→ DIRECTIONS
Repeat, line for line, the entries printed below.
-- begin --
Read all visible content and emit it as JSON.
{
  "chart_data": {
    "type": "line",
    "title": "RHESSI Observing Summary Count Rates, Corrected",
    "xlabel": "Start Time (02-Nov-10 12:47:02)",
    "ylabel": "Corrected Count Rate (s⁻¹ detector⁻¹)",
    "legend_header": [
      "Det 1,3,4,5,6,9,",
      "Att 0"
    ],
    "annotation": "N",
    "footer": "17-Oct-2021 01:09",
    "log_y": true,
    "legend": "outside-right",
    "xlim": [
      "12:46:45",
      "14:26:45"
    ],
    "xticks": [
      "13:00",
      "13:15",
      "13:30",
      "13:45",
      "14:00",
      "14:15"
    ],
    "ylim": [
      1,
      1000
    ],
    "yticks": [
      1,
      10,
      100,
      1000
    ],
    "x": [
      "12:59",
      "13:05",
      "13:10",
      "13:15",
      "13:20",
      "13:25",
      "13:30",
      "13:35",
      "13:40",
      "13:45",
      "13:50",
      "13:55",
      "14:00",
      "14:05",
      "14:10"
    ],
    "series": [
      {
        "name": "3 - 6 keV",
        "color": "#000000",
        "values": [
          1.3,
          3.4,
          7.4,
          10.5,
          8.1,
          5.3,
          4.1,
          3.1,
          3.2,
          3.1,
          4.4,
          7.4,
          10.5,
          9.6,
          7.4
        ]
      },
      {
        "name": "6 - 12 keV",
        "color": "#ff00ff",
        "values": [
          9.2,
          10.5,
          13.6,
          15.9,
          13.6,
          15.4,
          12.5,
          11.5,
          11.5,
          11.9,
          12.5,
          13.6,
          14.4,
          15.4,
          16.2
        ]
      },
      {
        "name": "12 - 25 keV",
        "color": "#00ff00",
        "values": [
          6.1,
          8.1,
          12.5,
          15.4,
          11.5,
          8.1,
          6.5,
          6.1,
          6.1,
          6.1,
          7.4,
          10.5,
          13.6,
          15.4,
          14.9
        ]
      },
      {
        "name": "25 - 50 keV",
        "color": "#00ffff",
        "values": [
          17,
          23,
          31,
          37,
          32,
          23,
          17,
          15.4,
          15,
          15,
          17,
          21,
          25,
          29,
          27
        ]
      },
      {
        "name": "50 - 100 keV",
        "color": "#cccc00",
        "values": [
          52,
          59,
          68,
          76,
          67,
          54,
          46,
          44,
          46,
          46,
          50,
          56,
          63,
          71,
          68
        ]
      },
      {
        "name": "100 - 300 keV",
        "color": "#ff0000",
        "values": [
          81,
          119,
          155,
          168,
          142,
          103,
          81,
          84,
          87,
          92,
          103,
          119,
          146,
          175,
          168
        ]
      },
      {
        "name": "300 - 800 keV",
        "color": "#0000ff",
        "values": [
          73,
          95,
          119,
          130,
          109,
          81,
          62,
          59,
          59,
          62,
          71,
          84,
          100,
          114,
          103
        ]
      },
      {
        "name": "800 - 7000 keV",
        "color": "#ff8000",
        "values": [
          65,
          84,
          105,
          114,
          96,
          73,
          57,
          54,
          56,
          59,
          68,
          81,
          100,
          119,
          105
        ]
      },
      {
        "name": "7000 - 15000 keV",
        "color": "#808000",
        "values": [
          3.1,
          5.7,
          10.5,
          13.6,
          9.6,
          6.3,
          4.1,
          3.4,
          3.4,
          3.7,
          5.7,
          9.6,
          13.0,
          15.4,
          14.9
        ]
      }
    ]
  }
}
-- end --
→ EXERCISE SOLUTION
Read all visible content and emit it as JSON.
{
  "chart_data": {
    "type": "line",
    "title": "RHESSI Observing Summary Count Rates, Corrected",
    "xlabel": "Start Time (02-Nov-10 12:47:02)",
    "ylabel": "Corrected Count Rate (s⁻¹ detector⁻¹)",
    "legend_header": [
      "Det 1,3,4,5,6,9,",
      "Att 0"
    ],
    "annotation": "N",
    "footer": "17-Oct-2021 01:09",
    "log_y": true,
    "legend": "outside-right",
    "xlim": [
      "12:46:45",
      "14:26:45"
    ],
    "xticks": [
      "13:00",
      "13:15",
      "13:30",
      "13:45",
      "14:00",
      "14:15"
    ],
    "ylim": [
      1,
      1000
    ],
    "yticks": [
      1,
      10,
      100,
      1000
    ],
    "x": [
      "12:59",
      "13:05",
      "13:10",
      "13:15",
      "13:20",
      "13:25",
      "13:30",
      "13:35",
      "13:40",
      "13:45",
      "13:50",
      "13:55",
      "14:00",
      "14:05",
      "14:10"
    ],
    "series": [
      {
        "name": "3 - 6 keV",
        "color": "#000000",
        "values": [
          1.3,
          3.4,
          7.4,
          10.5,
          8.1,
          5.3,
          4.1,
          3.1,
          3.2,
          3.1,
          4.4,
          7.4,
          10.5,
          9.6,
          7.4
        ]
      },
      {
        "name": "6 - 12 keV",
        "color": "#ff00ff",
        "values": [
          9.2,
          10.5,
          13.6,
          15.9,
          13.6,
          15.4,
          12.5,
          11.5,
          11.5,
          11.9,
          12.5,
          13.6,
          14.4,
          15.4,
          16.2
        ]
      },
      {
        "name": "12 - 25 keV",
        "color": "#00ff00",
        "values": [
          6.1,
          8.1,
          12.5,
          15.4,
          11.5,
          8.1,
          6.5,
          6.1,
          6.1,
          6.1,
          7.4,
          10.5,
          13.6,
          15.4,
          14.9
        ]
      },
      {
        "name": "25 - 50 keV",
        "color": "#00ffff",
        "values": [
          17,
          23,
          31,
          37,
          32,
          23,
          17,
          15.4,
          15,
          15,
          17,
          21,
          25,
          29,
          27
        ]
      },
      {
        "name": "50 - 100 keV",
        "color": "#cccc00",
        "values": [
          52,
          59,
          68,
          76,
          67,
          54,
          46,
          44,
          46,
          46,
          50,
          56,
          63,
          71,
          68
        ]
      },
      {
        "name": "100 - 300 keV",
        "color": "#ff0000",
        "values": [
          81,
          119,
          155,
          168,
          142,
          103,
          81,
          84,
          87,
          92,
          103,
          119,
          146,
          175,
          168
        ]
      },
      {
        "name": "300 - 800 keV",
        "color": "#0000ff",
        "values": [
          73,
          95,
          119,
          130,
          109,
          81,
          62,
          59,
          59,
          62,
          71,
          84,
          100,
          114,
          103
        ]
      },
      {
        "name": "800 - 7000 keV",
        "color": "#ff8000",
        "values": [
          65,
          84,
          105,
          114,
          96,
          73,
          57,
          54,
          56,
          59,
          68,
          81,
          100,
          119,
          105
        ]
      },
      {
        "name": "7000 - 15000 keV",
        "color": "#808000",
        "values": [
          3.1,
          5.7,
          10.5,
          13.6,
          9.6,
          6.3,
          4.1,
          3.4,
          3.4,
          3.7,
          5.7,
          9.6,
          13.0,
          15.4,
          14.9
        ]
      }
    ]
  }
}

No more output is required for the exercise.